_ROWS:_

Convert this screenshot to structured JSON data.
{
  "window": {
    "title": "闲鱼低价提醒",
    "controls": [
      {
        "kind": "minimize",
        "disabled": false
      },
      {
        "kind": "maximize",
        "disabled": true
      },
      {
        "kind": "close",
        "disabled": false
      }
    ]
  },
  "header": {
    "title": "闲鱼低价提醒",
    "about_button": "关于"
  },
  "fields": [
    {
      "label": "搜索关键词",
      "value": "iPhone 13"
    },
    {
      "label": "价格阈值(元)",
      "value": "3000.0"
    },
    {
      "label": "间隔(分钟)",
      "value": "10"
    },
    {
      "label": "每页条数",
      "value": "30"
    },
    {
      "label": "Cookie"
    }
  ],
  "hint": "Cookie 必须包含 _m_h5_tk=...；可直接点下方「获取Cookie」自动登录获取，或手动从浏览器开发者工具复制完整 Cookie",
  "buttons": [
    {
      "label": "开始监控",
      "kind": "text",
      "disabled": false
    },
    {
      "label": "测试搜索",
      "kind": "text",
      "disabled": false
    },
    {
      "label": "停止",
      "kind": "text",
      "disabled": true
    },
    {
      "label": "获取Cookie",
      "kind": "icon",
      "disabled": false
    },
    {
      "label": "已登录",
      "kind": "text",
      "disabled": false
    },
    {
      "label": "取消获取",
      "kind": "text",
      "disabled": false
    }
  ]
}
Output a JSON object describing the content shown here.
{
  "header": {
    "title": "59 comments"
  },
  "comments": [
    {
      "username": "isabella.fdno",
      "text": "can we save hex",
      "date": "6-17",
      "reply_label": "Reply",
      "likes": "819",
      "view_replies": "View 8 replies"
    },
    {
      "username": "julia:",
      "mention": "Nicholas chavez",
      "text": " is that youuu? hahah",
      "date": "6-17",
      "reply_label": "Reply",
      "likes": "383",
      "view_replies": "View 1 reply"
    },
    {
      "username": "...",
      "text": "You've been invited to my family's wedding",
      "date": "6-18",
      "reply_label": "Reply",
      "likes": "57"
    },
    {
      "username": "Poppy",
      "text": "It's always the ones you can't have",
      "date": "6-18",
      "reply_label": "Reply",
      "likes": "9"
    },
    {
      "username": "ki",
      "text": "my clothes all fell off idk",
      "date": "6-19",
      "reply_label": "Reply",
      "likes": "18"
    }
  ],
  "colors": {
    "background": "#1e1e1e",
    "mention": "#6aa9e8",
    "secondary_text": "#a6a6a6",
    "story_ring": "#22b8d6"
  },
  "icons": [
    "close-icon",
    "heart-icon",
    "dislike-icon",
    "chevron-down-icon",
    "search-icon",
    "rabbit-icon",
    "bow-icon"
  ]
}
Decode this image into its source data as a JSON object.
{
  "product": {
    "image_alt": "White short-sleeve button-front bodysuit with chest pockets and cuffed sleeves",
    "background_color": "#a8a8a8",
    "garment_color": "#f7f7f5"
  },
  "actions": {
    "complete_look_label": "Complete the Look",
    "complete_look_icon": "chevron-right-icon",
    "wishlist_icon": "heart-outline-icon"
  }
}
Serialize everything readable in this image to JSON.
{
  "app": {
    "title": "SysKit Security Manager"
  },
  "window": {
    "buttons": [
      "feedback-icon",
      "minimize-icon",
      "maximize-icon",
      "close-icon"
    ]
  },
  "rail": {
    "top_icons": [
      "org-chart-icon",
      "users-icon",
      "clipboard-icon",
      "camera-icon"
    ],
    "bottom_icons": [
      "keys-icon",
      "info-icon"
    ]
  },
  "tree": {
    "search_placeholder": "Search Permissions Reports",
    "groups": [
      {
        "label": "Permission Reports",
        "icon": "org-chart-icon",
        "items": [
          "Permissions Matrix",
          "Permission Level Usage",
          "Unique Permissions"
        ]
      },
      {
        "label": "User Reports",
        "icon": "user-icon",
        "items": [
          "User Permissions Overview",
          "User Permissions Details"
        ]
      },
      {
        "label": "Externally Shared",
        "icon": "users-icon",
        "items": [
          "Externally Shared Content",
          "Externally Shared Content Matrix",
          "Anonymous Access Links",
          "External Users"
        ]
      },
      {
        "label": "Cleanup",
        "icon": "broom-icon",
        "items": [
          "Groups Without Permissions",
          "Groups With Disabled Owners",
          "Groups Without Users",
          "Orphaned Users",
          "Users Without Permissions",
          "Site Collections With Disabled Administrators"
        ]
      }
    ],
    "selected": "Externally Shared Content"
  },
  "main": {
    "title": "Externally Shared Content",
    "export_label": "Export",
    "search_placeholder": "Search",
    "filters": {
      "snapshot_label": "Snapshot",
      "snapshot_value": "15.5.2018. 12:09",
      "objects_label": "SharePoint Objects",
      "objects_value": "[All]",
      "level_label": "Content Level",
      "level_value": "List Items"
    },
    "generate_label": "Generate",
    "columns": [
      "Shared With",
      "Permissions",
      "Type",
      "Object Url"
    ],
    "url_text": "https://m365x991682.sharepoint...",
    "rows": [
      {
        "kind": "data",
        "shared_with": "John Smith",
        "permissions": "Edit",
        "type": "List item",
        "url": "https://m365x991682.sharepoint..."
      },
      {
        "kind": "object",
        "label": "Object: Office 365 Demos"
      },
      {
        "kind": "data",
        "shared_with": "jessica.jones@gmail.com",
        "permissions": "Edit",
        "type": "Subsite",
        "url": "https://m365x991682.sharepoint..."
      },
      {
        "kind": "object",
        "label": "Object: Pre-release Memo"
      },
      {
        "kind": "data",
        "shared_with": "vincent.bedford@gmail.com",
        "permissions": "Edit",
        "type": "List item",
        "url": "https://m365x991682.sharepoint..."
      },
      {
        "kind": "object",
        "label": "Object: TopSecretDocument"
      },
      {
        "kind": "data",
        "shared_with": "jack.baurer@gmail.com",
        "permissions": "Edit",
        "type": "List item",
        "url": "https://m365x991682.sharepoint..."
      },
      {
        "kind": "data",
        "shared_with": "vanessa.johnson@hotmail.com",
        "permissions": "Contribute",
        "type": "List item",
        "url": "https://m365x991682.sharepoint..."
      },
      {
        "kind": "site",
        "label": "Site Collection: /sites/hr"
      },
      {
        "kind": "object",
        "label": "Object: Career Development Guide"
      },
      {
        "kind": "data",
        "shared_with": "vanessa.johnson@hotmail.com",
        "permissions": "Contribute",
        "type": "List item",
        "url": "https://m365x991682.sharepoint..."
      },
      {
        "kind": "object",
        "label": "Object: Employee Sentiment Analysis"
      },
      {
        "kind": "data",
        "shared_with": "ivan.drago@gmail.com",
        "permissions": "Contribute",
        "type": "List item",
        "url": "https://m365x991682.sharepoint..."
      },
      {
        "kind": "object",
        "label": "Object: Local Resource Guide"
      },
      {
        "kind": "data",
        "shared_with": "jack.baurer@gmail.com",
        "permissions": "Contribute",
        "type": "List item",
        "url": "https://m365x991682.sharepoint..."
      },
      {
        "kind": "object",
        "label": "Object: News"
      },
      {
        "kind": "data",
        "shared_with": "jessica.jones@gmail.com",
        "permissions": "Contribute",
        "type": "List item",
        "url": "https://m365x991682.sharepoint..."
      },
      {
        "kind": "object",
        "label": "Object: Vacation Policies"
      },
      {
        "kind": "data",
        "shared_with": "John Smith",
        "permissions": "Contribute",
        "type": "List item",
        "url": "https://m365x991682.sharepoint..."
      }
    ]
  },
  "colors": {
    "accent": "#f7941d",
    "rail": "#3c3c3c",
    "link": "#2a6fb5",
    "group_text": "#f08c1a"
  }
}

_THE REQUEST:_ Faithfully transcribe the whole of the data.

_COMPLETE RESPONSE:_
Convert this screenshot to structured JSON data.
{
  "window": {
    "title": "闲鱼低价提醒",
    "controls": [
      {
        "kind": "minimize",
        "disabled": false
      },
      {
        "kind": "maximize",
        "disabled": true
      },
      {
        "kind": "close",
        "disabled": false
      }
    ]
  },
  "header": {
    "title": "闲鱼低价提醒",
    "about_button": "关于"
  },
  "fields": [
    {
      "label": "搜索关键词",
      "value": "iPhone 13"
    },
    {
      "label": "价格阈值(元)",
      "value": "3000.0"
    },
    {
      "label": "间隔(分钟)",
      "value": "10"
    },
    {
      "label": "每页条数",
      "value": "30"
    },
    {
      "label": "Cookie"
    }
  ],
  "hint": "Cookie 必须包含 _m_h5_tk=...；可直接点下方「获取Cookie」自动登录获取，或手动从浏览器开发者工具复制完整 Cookie",
  "buttons": [
    {
      "label": "开始监控",
      "kind": "text",
      "disabled": false
    },
    {
      "label": "测试搜索",
      "kind": "text",
      "disabled": false
    },
    {
      "label": "停止",
      "kind": "text",
      "disabled": true
    },
    {
      "label": "获取Cookie",
      "kind": "icon",
      "disabled": false
    },
    {
      "label": "已登录",
      "kind": "text",
      "disabled": false
    },
    {
      "label": "取消获取",
      "kind": "text",
      "disabled": false
    }
  ]
}
Output a JSON object describing the content shown here.
{
  "header": {
    "title": "59 comments"
  },
  "comments": [
    {
      "username": "isabella.fdno",
      "text": "can we save hex",
      "date": "6-17",
      "reply_label": "Reply",
      "likes": "819",
      "view_replies": "View 8 replies"
    },
    {
      "username": "julia:",
      "mention": "Nicholas chavez",
      "text": " is that youuu? hahah",
      "date": "6-17",
      "reply_label": "Reply",
      "likes": "383",
      "view_replies": "View 1 reply"
    },
    {
      "username": "...",
      "text": "You've been invited to my family's wedding",
      "date": "6-18",
      "reply_label": "Reply",
      "likes": "57"
    },
    {
      "username": "Poppy",
      "text": "It's always the ones you can't have",
      "date": "6-18",
      "reply_label": "Reply",
      "likes": "9"
    },
    {
      "username": "ki",
      "text": "my clothes all fell off idk",
      "date": "6-19",
      "reply_label": "Reply",
      "likes": "18"
    }
  ],
  "colors": {
    "background": "#1e1e1e",
    "mention": "#6aa9e8",
    "secondary_text": "#a6a6a6",
    "story_ring": "#22b8d6"
  },
  "icons": [
    "close-icon",
    "heart-icon",
    "dislike-icon",
    "chevron-down-icon",
    "search-icon",
    "rabbit-icon",
    "bow-icon"
  ]
}
Decode this image into its source data as a JSON object.
{
  "product": {
    "image_alt": "White short-sleeve button-front bodysuit with chest pockets and cuffed sleeves",
    "background_color": "#a8a8a8",
    "garment_color": "#f7f7f5"
  },
  "actions": {
    "complete_look_label": "Complete the Look",
    "complete_look_icon": "chevron-right-icon",
    "wishlist_icon": "heart-outline-icon"
  }
}
Serialize everything readable in this image to JSON.
{
  "app": {
    "title": "SysKit Security Manager"
  },
  "window": {
    "buttons": [
      "feedback-icon",
      "minimize-icon",
      "maximize-icon",
      "close-icon"
    ]
  },
  "rail": {
    "top_icons": [
      "org-chart-icon",
      "users-icon",
      "clipboard-icon",
      "camera-icon"
    ],
    "bottom_icons": [
      "keys-icon",
      "info-icon"
    ]
  },
  "tree": {
    "search_placeholder": "Search Permissions Reports",
    "groups": [
      {
        "label": "Permission Reports",
        "icon": "org-chart-icon",
        "items": [
          "Permissions Matrix",
          "Permission Level Usage",
          "Unique Permissions"
        ]
      },
      {
        "label": "User Reports",
        "icon": "user-icon",
        "items": [
          "User Permissions Overview",
          "User Permissions Details"
        ]
      },
      {
        "label": "Externally Shared",
        "icon": "users-icon",
        "items": [
          "Externally Shared Content",
          "Externally Shared Content Matrix",
          "Anonymous Access Links",
          "External Users"
        ]
      },
      {
        "label": "Cleanup",
        "icon": "broom-icon",
        "items": [
          "Groups Without Permissions",
          "Groups With Disabled Owners",
          "Groups Without Users",
          "Orphaned Users",
          "Users Without Permissions",
          "Site Collections With Disabled Administrators"
        ]
      }
    ],
    "selected": "Externally Shared Content"
  },
  "main": {
    "title": "Externally Shared Content",
    "export_label": "Export",
    "search_placeholder": "Search",
    "filters": {
      "snapshot_label": "Snapshot",
      "snapshot_value": "15.5.2018. 12:09",
      "objects_label": "SharePoint Objects",
      "objects_value": "[All]",
      "level_label": "Content Level",
      "level_value": "List Items"
    },
    "generate_label": "Generate",
    "columns": [
      "Shared With",
      "Permissions",
      "Type",
      "Object Url"
    ],
    "url_text": "https://m365x991682.sharepoint...",
    "rows": [
      {
        "kind": "data",
        "shared_with": "John Smith",
        "permissions": "Edit",
        "type": "List item",
        "url": "https://m365x991682.sharepoint..."
      },
      {
        "kind": "object",
        "label": "Object: Office 365 Demos"
      },
      {
        "kind": "data",
        "shared_with": "jessica.jones@gmail.com",
        "permissions": "Edit",
        "type": "Subsite",
        "url": "https://m365x991682.sharepoint..."
      },
      {
        "kind": "object",
        "label": "Object: Pre-release Memo"
      },
      {
        "kind": "data",
        "shared_with": "vincent.bedford@gmail.com",
        "permissions": "Edit",
        "type": "List item",
        "url": "https://m365x991682.sharepoint..."
      },
      {
        "kind": "object",
        "label": "Object: TopSecretDocument"
      },
      {
        "kind": "data",
        "shared_with": "jack.baurer@gmail.com",
        "permissions": "Edit",
        "type": "List item",
        "url": "https://m365x991682.sharepoint..."
      },
      {
        "kind": "data",
        "shared_with": "vanessa.johnson@hotmail.com",
        "permissions": "Contribute",
        "type": "List item",
        "url": "https://m365x991682.sharepoint..."
      },
      {
        "kind": "site",
        "label": "Site Collection: /sites/hr"
      },
      {
        "kind": "object",
        "label": "Object: Career Development Guide"
      },
      {
        "kind": "data",
        "shared_with": "vanessa.johnson@hotmail.com",
        "permissions": "Contribute",
        "type": "List item",
        "url": "https://m365x991682.sharepoint..."
      },
      {
        "kind": "object",
        "label": "Object: Employee Sentiment Analysis"
      },
      {
        "kind": "data",
        "shared_with": "ivan.drago@gmail.com",
        "permissions": "Contribute",
        "type": "List item",
        "url": "https://m365x991682.sharepoint..."
      },
      {
        "kind": "object",
        "label": "Object: Local Resource Guide"
      },
      {
        "kind": "data",
        "shared_with": "jack.baurer@gmail.com",
        "permissions": "Contribute",
        "type": "List item",
        "url": "https://m365x991682.sharepoint..."
      },
      {
        "kind": "object",
        "label": "Object: News"
      },
      {
        "kind": "data",
        "shared_with": "jessica.jones@gmail.com",
        "permissions": "Contribute",
        "type": "List item",
        "url": "https://m365x991682.sharepoint..."
      },
      {
        "kind": "object",
        "label": "Object: Vacation Policies"
      },
      {
        "kind": "data",
        "shared_with": "John Smith",
        "permissions": "Contribute",
        "type": "List item",
        "url": "https://m365x991682.sharepoint..."
      }
    ]
  },
  "colors": {
    "accent": "#f7941d",
    "rail": "#3c3c3c",
    "link": "#2a6fb5",
    "group_text": "#f08c1a"
  }
}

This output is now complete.